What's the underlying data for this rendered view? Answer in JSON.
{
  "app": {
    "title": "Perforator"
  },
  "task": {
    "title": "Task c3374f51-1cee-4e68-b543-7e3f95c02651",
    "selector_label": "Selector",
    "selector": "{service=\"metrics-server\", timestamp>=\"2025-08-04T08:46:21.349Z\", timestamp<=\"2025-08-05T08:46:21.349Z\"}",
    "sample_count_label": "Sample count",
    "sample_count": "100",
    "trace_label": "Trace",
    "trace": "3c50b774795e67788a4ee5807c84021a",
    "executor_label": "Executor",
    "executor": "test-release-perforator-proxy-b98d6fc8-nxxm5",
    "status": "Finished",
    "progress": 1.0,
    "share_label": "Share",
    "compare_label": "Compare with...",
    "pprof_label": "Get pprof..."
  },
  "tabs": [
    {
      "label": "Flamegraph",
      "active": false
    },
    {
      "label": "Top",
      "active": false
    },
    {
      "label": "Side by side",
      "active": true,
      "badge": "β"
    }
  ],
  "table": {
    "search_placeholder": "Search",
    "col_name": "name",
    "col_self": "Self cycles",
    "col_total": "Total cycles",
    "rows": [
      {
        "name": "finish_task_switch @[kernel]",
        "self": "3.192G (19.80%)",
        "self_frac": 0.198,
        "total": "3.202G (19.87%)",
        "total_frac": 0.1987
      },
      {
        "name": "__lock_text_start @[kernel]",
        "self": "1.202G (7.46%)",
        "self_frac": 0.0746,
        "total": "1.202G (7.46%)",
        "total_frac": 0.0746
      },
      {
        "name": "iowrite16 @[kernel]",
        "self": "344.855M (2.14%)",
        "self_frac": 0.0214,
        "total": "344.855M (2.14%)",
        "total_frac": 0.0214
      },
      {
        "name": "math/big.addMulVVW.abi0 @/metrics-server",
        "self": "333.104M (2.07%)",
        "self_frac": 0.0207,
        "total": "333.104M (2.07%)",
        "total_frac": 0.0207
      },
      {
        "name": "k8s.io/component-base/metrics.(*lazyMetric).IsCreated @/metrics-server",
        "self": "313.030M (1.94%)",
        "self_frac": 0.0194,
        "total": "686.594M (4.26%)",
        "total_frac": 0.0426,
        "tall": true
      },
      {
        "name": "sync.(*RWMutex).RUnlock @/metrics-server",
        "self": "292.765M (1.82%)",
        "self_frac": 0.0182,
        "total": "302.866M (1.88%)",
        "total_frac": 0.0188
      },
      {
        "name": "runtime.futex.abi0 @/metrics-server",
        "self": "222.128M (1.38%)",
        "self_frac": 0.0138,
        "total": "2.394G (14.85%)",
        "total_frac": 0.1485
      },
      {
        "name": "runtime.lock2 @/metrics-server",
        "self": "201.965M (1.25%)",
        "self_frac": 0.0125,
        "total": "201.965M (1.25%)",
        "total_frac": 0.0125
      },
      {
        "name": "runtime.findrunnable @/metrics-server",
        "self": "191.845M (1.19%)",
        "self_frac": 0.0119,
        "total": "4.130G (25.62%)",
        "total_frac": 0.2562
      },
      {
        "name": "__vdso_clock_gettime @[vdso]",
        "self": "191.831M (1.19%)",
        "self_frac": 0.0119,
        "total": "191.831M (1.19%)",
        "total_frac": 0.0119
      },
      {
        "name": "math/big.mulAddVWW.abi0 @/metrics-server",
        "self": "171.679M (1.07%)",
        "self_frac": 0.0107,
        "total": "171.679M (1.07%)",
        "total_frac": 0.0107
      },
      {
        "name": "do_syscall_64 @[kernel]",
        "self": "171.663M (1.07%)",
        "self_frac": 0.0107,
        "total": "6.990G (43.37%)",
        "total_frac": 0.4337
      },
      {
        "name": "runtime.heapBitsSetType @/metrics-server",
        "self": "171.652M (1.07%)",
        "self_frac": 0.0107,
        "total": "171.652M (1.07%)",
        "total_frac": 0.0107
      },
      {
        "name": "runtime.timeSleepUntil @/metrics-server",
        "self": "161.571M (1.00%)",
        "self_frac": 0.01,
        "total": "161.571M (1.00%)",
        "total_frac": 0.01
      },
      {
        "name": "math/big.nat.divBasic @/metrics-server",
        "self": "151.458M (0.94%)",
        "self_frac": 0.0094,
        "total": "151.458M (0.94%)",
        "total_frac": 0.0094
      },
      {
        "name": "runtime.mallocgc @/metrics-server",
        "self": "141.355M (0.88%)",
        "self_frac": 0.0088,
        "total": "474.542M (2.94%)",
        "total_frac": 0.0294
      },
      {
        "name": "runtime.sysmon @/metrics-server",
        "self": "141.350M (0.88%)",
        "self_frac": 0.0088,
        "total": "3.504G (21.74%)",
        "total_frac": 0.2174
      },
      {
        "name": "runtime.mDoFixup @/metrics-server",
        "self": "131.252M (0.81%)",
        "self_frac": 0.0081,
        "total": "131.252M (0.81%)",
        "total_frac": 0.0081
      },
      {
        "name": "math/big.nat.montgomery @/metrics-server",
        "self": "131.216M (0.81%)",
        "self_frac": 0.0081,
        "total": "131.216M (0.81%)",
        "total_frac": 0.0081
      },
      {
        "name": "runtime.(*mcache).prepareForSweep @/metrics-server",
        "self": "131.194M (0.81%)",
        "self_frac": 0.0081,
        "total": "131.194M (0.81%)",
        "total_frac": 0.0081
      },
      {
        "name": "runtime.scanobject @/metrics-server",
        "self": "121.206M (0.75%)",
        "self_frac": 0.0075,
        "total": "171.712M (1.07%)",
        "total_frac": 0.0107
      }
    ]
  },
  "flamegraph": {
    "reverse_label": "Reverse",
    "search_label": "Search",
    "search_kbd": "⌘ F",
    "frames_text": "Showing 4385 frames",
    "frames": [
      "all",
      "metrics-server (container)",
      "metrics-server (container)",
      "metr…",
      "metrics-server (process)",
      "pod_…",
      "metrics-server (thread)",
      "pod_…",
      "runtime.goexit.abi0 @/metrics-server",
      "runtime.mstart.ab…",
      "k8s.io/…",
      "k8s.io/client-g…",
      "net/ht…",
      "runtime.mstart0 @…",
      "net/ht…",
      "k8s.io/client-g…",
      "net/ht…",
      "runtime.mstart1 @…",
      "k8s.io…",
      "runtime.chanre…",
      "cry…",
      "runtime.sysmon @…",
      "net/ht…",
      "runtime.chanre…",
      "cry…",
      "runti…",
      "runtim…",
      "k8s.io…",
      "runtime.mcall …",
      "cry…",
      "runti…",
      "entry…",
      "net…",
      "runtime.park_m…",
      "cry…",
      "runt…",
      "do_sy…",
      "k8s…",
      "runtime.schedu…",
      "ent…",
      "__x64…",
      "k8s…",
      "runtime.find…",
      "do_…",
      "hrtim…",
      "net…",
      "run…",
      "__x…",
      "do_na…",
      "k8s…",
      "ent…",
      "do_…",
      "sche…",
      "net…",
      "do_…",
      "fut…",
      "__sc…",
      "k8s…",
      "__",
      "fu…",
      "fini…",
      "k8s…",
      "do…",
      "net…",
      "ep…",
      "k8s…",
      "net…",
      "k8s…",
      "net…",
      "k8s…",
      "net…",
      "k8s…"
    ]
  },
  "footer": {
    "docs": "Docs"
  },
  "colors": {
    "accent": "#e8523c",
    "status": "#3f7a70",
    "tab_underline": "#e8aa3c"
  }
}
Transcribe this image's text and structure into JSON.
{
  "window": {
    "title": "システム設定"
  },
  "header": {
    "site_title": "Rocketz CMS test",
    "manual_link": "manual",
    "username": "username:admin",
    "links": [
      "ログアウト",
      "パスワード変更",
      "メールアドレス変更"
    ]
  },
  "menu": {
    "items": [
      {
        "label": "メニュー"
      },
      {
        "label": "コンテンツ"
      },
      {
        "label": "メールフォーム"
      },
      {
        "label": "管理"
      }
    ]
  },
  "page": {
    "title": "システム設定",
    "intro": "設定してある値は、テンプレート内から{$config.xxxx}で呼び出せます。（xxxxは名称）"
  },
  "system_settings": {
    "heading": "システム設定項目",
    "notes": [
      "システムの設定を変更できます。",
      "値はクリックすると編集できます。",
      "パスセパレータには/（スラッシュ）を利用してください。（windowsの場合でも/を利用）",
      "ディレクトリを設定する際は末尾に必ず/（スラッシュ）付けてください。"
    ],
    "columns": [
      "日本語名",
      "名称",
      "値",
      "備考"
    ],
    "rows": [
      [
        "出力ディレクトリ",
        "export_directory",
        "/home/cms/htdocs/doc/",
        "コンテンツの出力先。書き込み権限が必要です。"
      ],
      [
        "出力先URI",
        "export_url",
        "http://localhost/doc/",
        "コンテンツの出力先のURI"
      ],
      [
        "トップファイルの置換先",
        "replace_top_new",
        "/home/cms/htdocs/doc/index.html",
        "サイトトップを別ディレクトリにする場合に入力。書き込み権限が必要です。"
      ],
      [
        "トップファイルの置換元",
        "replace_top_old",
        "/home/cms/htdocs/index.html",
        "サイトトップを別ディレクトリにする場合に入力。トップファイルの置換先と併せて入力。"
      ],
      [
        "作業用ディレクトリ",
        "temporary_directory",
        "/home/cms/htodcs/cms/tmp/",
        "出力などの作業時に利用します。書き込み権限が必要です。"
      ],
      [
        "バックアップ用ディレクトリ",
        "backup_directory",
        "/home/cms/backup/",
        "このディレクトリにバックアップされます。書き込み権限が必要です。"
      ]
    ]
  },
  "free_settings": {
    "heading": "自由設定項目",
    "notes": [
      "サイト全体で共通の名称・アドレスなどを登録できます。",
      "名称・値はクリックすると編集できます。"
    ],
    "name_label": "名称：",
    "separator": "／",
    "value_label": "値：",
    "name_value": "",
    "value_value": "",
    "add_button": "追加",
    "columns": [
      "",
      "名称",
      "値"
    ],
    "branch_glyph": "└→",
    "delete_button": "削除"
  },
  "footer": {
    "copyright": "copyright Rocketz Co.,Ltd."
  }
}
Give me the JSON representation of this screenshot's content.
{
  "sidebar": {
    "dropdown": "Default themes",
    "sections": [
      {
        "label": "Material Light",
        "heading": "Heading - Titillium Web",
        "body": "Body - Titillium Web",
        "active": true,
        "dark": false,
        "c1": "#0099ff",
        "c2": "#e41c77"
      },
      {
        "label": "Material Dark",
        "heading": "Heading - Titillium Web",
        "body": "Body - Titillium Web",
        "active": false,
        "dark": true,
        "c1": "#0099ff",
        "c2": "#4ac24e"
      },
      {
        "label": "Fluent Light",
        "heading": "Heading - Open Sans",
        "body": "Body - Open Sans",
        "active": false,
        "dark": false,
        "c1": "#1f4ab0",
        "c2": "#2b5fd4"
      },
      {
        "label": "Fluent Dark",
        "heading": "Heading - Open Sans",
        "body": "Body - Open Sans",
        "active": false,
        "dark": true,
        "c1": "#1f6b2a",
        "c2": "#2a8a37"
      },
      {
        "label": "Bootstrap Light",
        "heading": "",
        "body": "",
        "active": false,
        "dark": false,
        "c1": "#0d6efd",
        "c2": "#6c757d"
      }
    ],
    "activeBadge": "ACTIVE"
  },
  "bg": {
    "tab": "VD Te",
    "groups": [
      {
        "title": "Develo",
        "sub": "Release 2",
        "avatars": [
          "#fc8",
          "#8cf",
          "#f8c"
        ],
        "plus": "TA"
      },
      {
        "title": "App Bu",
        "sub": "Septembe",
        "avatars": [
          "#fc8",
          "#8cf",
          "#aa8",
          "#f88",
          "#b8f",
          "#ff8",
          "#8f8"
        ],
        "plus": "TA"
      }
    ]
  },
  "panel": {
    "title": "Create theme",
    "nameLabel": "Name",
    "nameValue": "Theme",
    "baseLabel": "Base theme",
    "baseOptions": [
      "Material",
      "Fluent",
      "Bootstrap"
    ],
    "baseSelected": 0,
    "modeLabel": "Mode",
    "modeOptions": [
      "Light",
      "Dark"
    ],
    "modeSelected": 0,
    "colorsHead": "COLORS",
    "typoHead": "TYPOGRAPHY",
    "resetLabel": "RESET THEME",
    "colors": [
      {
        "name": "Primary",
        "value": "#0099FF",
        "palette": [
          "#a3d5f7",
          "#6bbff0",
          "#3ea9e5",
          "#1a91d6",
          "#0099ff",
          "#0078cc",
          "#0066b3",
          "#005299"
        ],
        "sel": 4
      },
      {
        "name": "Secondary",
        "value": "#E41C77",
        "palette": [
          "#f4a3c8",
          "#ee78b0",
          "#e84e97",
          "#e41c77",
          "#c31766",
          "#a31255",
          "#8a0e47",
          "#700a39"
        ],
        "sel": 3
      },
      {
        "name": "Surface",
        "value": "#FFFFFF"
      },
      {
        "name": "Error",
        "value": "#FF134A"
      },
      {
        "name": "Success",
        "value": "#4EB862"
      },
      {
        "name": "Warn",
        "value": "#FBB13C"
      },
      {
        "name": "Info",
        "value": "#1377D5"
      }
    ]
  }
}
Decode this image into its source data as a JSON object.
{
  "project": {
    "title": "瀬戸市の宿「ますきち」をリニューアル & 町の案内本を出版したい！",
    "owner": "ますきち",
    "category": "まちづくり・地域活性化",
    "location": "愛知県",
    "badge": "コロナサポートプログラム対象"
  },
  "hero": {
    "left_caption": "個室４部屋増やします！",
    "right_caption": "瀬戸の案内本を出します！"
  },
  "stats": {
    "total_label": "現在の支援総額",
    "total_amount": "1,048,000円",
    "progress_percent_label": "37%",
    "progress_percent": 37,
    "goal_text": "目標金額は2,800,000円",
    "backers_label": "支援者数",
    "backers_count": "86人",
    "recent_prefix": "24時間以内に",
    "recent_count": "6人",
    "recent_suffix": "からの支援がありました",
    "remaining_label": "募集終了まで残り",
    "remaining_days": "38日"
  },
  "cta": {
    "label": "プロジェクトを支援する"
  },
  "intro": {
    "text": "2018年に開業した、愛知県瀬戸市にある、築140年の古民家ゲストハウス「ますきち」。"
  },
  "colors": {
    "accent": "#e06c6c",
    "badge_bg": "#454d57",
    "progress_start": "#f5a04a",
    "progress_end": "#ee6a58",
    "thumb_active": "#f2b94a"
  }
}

== == ==

**GOAL:** Go through the listing above and return every line where the word "ますきち" occurs.

**RESULT BELOW:**
    "title": "瀬戸市の宿「ますきち」をリニューアル & 町の案内本を出版したい！",
    "owner": "ますきち",
    "text": "2018年に開業した、愛知県瀬戸市にある、築140年の古民家ゲストハウス「ますきち」。"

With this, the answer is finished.